*Available data*
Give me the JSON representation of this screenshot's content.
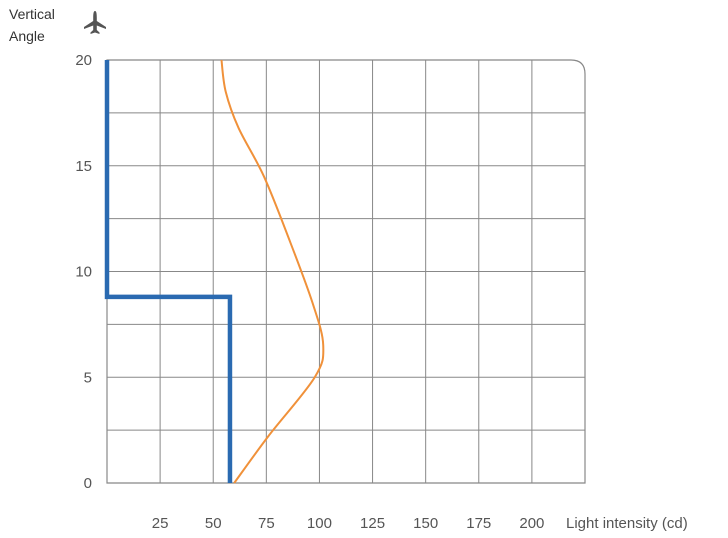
{
  "chart_data": {
    "type": "line",
    "ylabel_lines": [
      "Vertical",
      "Angle"
    ],
    "xlabel": "Light intensity (cd)",
    "x_ticks": [
      "25",
      "50",
      "75",
      "100",
      "125",
      "150",
      "175",
      "200"
    ],
    "y_ticks": [
      "0",
      "5",
      "10",
      "15",
      "20"
    ],
    "ylim": [
      0,
      20
    ],
    "grid": true,
    "series": [
      {
        "color": "#2a6ab1",
        "style": "step",
        "points": [
          [
            0,
            20
          ],
          [
            0,
            8.8
          ],
          [
            58,
            8.8
          ],
          [
            58,
            0
          ]
        ]
      },
      {
        "color": "#f0913a",
        "style": "smooth",
        "points": [
          [
            60,
            0
          ],
          [
            76,
            2.2
          ],
          [
            98,
            5
          ],
          [
            102,
            6.5
          ],
          [
            97,
            8.5
          ],
          [
            86,
            11.5
          ],
          [
            74,
            14.5
          ],
          [
            62,
            16.8
          ],
          [
            56,
            18.5
          ],
          [
            54,
            20
          ]
        ]
      }
    ]
  },
  "icons": {
    "axis_icon": "airplane-icon"
  },
  "colors": {
    "grid": "#888888",
    "axis_text": "#555555"
  }
}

*Direction*
Repeat the preceding records precisely, and leave every picture out of the copy.

*Result for this task*
Give me the JSON representation of this screenshot's content.
{
  "chart_data": {
    "type": "line",
    "ylabel_lines": [
      "Vertical",
      "Angle"
    ],
    "xlabel": "Light intensity (cd)",
    "x_ticks": [
      "25",
      "50",
      "75",
      "100",
      "125",
      "150",
      "175",
      "200"
    ],
    "y_ticks": [
      "0",
      "5",
      "10",
      "15",
      "20"
    ],
    "ylim": [
      0,
      20
    ],
    "grid": true,
    "series": [
      {
        "color": "#2a6ab1",
        "style": "step",
        "points": [
          [
            0,
            20
          ],
          [
            0,
            8.8
          ],
          [
            58,
            8.8
          ],
          [
            58,
            0
          ]
        ]
      },
      {
        "color": "#f0913a",
        "style": "smooth",
        "points": [
          [
            60,
            0
          ],
          [
            76,
            2.2
          ],
          [
            98,
            5
          ],
          [
            102,
            6.5
          ],
          [
            97,
            8.5
          ],
          [
            86,
            11.5
          ],
          [
            74,
            14.5
          ],
          [
            62,
            16.8
          ],
          [
            56,
            18.5
          ],
          [
            54,
            20
          ]
        ]
      }
    ]
  },
  "icons": {
    "axis_icon": "airplane-icon"
  },
  "colors": {
    "grid": "#888888",
    "axis_text": "#555555"
  }
}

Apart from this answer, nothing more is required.